#### THE REQUEST
Rewrite the listing below, replacing every occurrence of "Recording Stopped" with "Recording Paused" and keeping all other text unchanged.

#### SUPPLIED INFORMATION
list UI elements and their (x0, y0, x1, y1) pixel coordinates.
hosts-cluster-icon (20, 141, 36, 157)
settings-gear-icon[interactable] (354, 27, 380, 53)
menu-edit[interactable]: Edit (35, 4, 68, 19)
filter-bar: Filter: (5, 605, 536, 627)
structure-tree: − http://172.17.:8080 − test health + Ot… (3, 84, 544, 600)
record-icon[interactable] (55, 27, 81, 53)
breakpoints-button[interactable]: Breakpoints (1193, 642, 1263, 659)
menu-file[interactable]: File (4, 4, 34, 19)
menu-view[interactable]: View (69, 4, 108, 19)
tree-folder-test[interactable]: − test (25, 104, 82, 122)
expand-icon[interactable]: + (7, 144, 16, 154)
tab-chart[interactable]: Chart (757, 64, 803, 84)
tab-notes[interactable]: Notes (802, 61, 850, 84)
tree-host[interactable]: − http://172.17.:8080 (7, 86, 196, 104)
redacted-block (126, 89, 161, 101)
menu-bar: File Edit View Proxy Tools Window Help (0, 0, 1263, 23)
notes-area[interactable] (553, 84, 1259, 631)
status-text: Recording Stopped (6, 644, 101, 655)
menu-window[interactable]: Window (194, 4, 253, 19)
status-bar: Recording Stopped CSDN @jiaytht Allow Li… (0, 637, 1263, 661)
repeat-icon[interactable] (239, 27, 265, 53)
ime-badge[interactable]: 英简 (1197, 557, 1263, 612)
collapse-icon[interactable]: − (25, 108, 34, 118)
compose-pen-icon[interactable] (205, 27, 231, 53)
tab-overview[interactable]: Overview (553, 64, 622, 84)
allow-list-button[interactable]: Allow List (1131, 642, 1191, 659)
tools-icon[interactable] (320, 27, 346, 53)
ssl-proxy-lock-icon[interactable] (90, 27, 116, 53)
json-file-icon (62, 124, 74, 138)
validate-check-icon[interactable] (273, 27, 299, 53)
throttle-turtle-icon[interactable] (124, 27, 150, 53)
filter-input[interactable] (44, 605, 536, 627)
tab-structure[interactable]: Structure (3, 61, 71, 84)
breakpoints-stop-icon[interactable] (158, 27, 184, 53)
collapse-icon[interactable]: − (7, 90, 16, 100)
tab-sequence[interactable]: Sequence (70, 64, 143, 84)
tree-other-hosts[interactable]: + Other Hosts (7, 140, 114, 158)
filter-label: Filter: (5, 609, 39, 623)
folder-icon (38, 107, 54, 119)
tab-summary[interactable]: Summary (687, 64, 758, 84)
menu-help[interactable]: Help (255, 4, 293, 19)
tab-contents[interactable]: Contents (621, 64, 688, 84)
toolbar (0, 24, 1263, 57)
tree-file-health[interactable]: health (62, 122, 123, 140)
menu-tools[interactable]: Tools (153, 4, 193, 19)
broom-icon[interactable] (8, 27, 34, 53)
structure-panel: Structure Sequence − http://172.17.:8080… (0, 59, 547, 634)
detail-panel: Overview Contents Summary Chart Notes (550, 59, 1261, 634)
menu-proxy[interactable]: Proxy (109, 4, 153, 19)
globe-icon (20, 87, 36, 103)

#### SOLUTION FOR THIS EXERCISE
list UI elements and their (x0, y0, x1, y1) pixel coordinates.
hosts-cluster-icon (20, 141, 36, 157)
settings-gear-icon[interactable] (354, 27, 380, 53)
menu-edit[interactable]: Edit (35, 4, 68, 19)
filter-bar: Filter: (5, 605, 536, 627)
structure-tree: − http://172.17.:8080 − test health + Ot… (3, 84, 544, 600)
record-icon[interactable] (55, 27, 81, 53)
breakpoints-button[interactable]: Breakpoints (1193, 642, 1263, 659)
menu-file[interactable]: File (4, 4, 34, 19)
menu-view[interactable]: View (69, 4, 108, 19)
tree-folder-test[interactable]: − test (25, 104, 82, 122)
expand-icon[interactable]: + (7, 144, 16, 154)
tab-chart[interactable]: Chart (757, 64, 803, 84)
tab-notes[interactable]: Notes (802, 61, 850, 84)
tree-host[interactable]: − http://172.17.:8080 (7, 86, 196, 104)
redacted-block (126, 89, 161, 101)
menu-bar: File Edit View Proxy Tools Window Help (0, 0, 1263, 23)
notes-area[interactable] (553, 84, 1259, 631)
status-text: Recording Paused (6, 644, 101, 655)
menu-window[interactable]: Window (194, 4, 253, 19)
status-bar: Recording Paused CSDN @jiaytht Allow Li… (0, 637, 1263, 661)
repeat-icon[interactable] (239, 27, 265, 53)
ime-badge[interactable]: 英简 (1197, 557, 1263, 612)
collapse-icon[interactable]: − (25, 108, 34, 118)
compose-pen-icon[interactable] (205, 27, 231, 53)
tab-overview[interactable]: Overview (553, 64, 622, 84)
allow-list-button[interactable]: Allow List (1131, 642, 1191, 659)
tools-icon[interactable] (320, 27, 346, 53)
ssl-proxy-lock-icon[interactable] (90, 27, 116, 53)
json-file-icon (62, 124, 74, 138)
validate-check-icon[interactable] (273, 27, 299, 53)
throttle-turtle-icon[interactable] (124, 27, 150, 53)
filter-input[interactable] (44, 605, 536, 627)
tab-structure[interactable]: Structure (3, 61, 71, 84)
breakpoints-stop-icon[interactable] (158, 27, 184, 53)
collapse-icon[interactable]: − (7, 90, 16, 100)
tab-sequence[interactable]: Sequence (70, 64, 143, 84)
tree-other-hosts[interactable]: + Other Hosts (7, 140, 114, 158)
filter-label: Filter: (5, 609, 39, 623)
folder-icon (38, 107, 54, 119)
tab-summary[interactable]: Summary (687, 64, 758, 84)
menu-help[interactable]: Help (255, 4, 293, 19)
tab-contents[interactable]: Contents (621, 64, 688, 84)
toolbar (0, 24, 1263, 57)
tree-file-health[interactable]: health (62, 122, 123, 140)
menu-tools[interactable]: Tools (153, 4, 193, 19)
broom-icon[interactable] (8, 27, 34, 53)
structure-panel: Structure Sequence − http://172.17.:8080… (0, 59, 547, 634)
detail-panel: Overview Contents Summary Chart Notes (550, 59, 1261, 634)
menu-proxy[interactable]: Proxy (109, 4, 153, 19)
globe-icon (20, 87, 36, 103)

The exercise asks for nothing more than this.